[Extracted data entries]
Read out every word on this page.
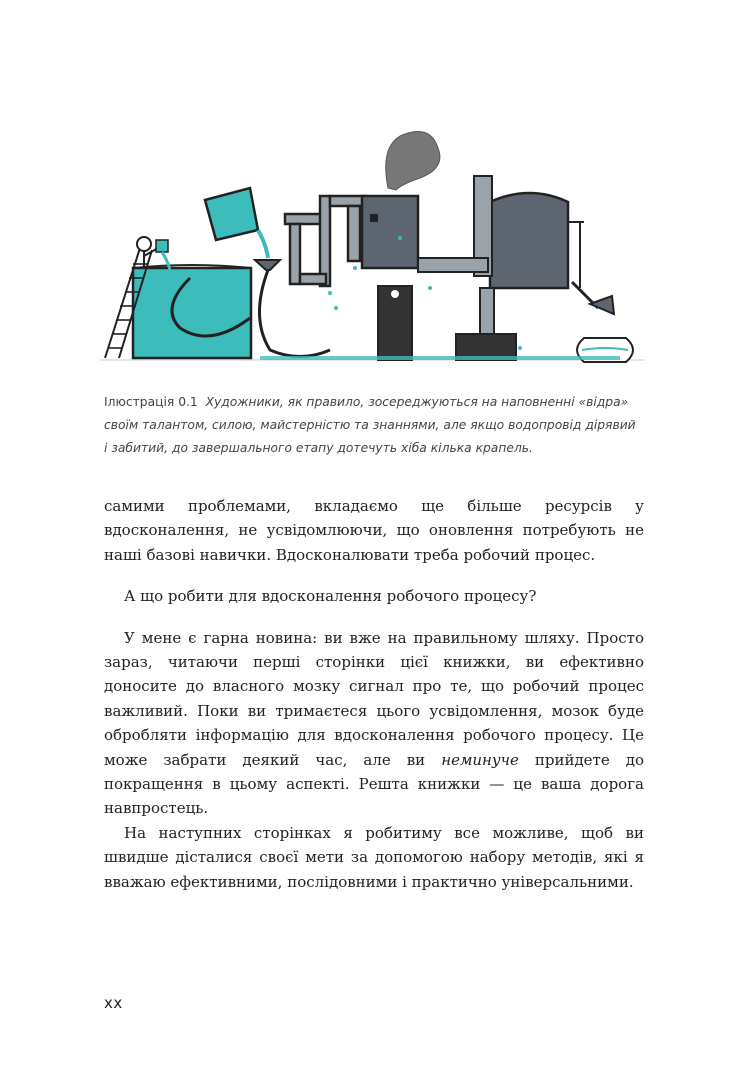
Ілюстрація 0.1 Художники, як правило, зосереджуються на наповненні «відра»
своїм талантом, силою, майстерністю та знаннями, але якщо водопровід дірявий
і забитий, до завершального етапу дотечуть хіба кілька крапель.

самими проблемами, вкладаємо ще більше ресурсів у вдосконалення, не усвідомлюючи, що оновлення потребують не наші базові навички. Вдосконалювати треба робочий процес.

А що робити для вдосконалення робочого процесу?

У мене є гарна новина: ви вже на правильному шляху. Просто зараз, читаючи перші сторінки цієї книжки, ви ефективно доносите до власного мозку сигнал про те, що робочий процес важливий. Поки ви тримаєтеся цього усвідомлення, мозок буде обробляти інформацію для вдосконалення робочого процесу. Це може забрати деякий час, але ви неминуче прийдете до покращення в цьому аспекті. Решта книжки — це ваша дорога навпростець.

На наступних сторінках я робитиму все можливе, щоб ви швидше дісталися своєї мети за допомогою набору методів, які я вважаю ефективними, послідовними і практично універсальними.

xx
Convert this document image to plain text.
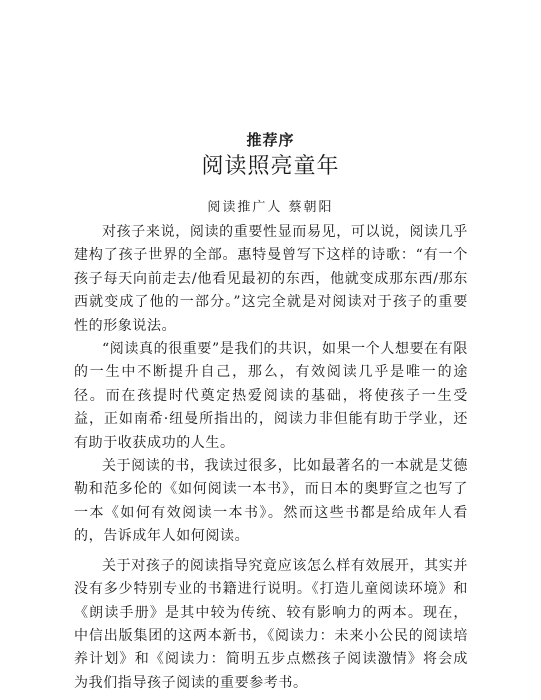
推荐序
阅读照亮童年
阅读推广人 蔡朝阳

对孩子来说，阅读的重要性显而易见，可以说，阅读几乎建构了孩子世界的全部。惠特曼曾写下这样的诗歌：“有一个孩子每天向前走去/他看见最初的东西，他就变成那东西/那东西就变成了他的一部分。”这完全就是对阅读对于孩子的重要性的形象说法。

“阅读真的很重要”是我们的共识，如果一个人想要在有限的一生中不断提升自己，那么，有效阅读几乎是唯一的途径。而在孩提时代奠定热爱阅读的基础，将使孩子一生受益，正如南希·纽曼所指出的，阅读力非但能有助于学业，还有助于收获成功的人生。

关于阅读的书，我读过很多，比如最著名的一本就是艾德勒和范多伦的《如何阅读一本书》，而日本的奥野宣之也写了一本《如何有效阅读一本书》。然而这些书都是给成年人看的，告诉成年人如何阅读。

关于对孩子的阅读指导究竟应该怎么样有效展开，其实并没有多少特别专业的书籍进行说明。《打造儿童阅读环境》和《朗读手册》是其中较为传统、较有影响力的两本。现在，中信出版集团的这两本新书，《阅读力：未来小公民的阅读培养计划》和《阅读力：简明五步点燃孩子阅读激情》将会成为我们指导孩子阅读的重要参考书。
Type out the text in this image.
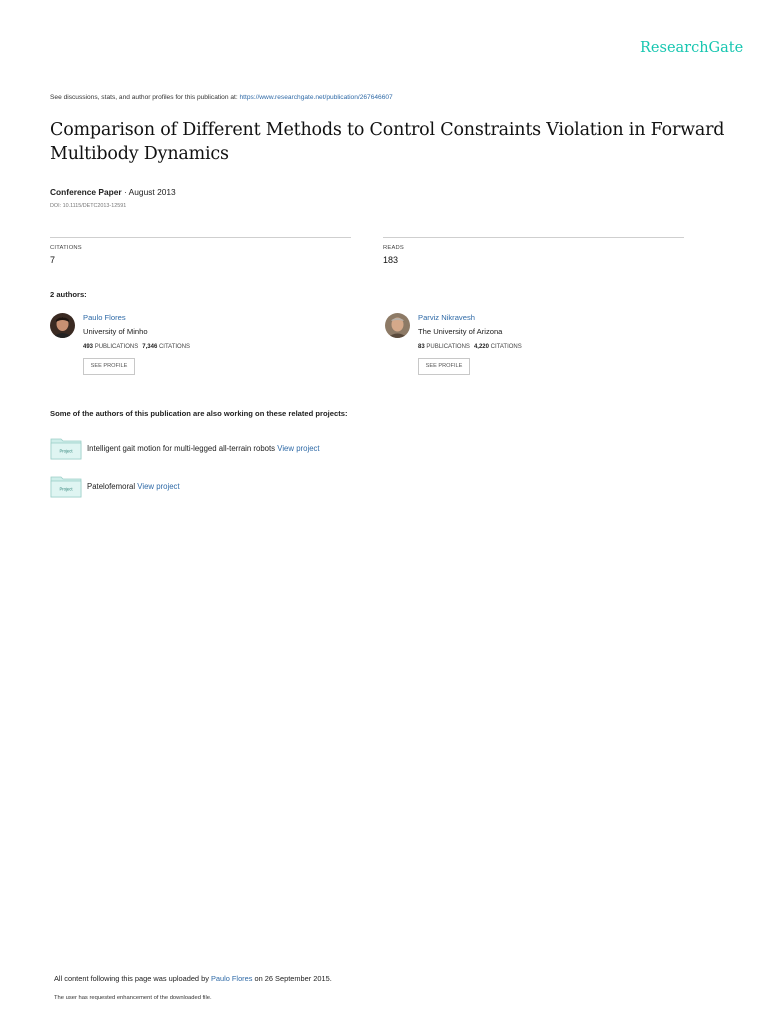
ResearchGate
See discussions, stats, and author profiles for this publication at: https://www.researchgate.net/publication/267646607
Comparison of Different Methods to Control Constraints Violation in Forward Multibody Dynamics
Conference Paper · August 2013
DOI: 10.1115/DETC2013-12591
CITATIONS
7
READS
183
2 authors:
Paulo Flores
University of Minho
493 PUBLICATIONS 7,346 CITATIONS
SEE PROFILE
Parviz Nikravesh
The University of Arizona
83 PUBLICATIONS 4,220 CITATIONS
SEE PROFILE
Some of the authors of this publication are also working on these related projects:
Project Intelligent gait motion for multi-legged all-terrain robots View project
Project Patelofemoral View project
All content following this page was uploaded by Paulo Flores on 26 September 2015.
The user has requested enhancement of the downloaded file.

Objective:
Leave the images out and output the remaining material exactly as it stands.

Written response:
Read out every word on this page.
Ілюстрація 0.1 Художники, як правило, зосереджуються на наповненні «відра»
своїм талантом, силою, майстерністю та знаннями, але якщо водопровід дірявий
і забитий, до завершального етапу дотечуть хіба кілька крапель.

самими проблемами, вкладаємо ще більше ресурсів у вдосконалення, не усвідомлюючи, що оновлення потребують не наші базові навички. Вдосконалювати треба робочий процес.

А що робити для вдосконалення робочого процесу?

У мене є гарна новина: ви вже на правильному шляху. Просто зараз, читаючи перші сторінки цієї книжки, ви ефективно доносите до власного мозку сигнал про те, що робочий процес важливий. Поки ви тримаєтеся цього усвідомлення, мозок буде обробляти інформацію для вдосконалення робочого процесу. Це може забрати деякий час, але ви неминуче прийдете до покращення в цьому аспекті. Решта книжки — це ваша дорога навпростець.

На наступних сторінках я робитиму все можливе, щоб ви швидше дісталися своєї мети за допомогою набору методів, які я вважаю ефективними, послідовними і практично універсальними.

xx
Convert this document image to plain text.
推荐序
阅读照亮童年
阅读推广人 蔡朝阳

对孩子来说，阅读的重要性显而易见，可以说，阅读几乎建构了孩子世界的全部。惠特曼曾写下这样的诗歌：“有一个孩子每天向前走去/他看见最初的东西，他就变成那东西/那东西就变成了他的一部分。”这完全就是对阅读对于孩子的重要性的形象说法。

“阅读真的很重要”是我们的共识，如果一个人想要在有限的一生中不断提升自己，那么，有效阅读几乎是唯一的途径。而在孩提时代奠定热爱阅读的基础，将使孩子一生受益，正如南希·纽曼所指出的，阅读力非但能有助于学业，还有助于收获成功的人生。

关于阅读的书，我读过很多，比如最著名的一本就是艾德勒和范多伦的《如何阅读一本书》，而日本的奥野宣之也写了一本《如何有效阅读一本书》。然而这些书都是给成年人看的，告诉成年人如何阅读。

关于对孩子的阅读指导究竟应该怎么样有效展开，其实并没有多少特别专业的书籍进行说明。《打造儿童阅读环境》和《朗读手册》是其中较为传统、较有影响力的两本。现在，中信出版集团的这两本新书，《阅读力：未来小公民的阅读培养计划》和《阅读力：简明五步点燃孩子阅读激情》将会成为我们指导孩子阅读的重要参考书。
Type out the text in this image.
ResearchGate
See discussions, stats, and author profiles for this publication at: https://www.researchgate.net/publication/267646607
Comparison of Different Methods to Control Constraints Violation in Forward Multibody Dynamics
Conference Paper · August 2013
DOI: 10.1115/DETC2013-12591
CITATIONS
7
READS
183
2 authors:
Paulo Flores
University of Minho
493 PUBLICATIONS 7,346 CITATIONS
SEE PROFILE
Parviz Nikravesh
The University of Arizona
83 PUBLICATIONS 4,220 CITATIONS
SEE PROFILE
Some of the authors of this publication are also working on these related projects:
Project Intelligent gait motion for multi-legged all-terrain robots View project
Project Patelofemoral View project
All content following this page was uploaded by Paulo Flores on 26 September 2015.
The user has requested enhancement of the downloaded file.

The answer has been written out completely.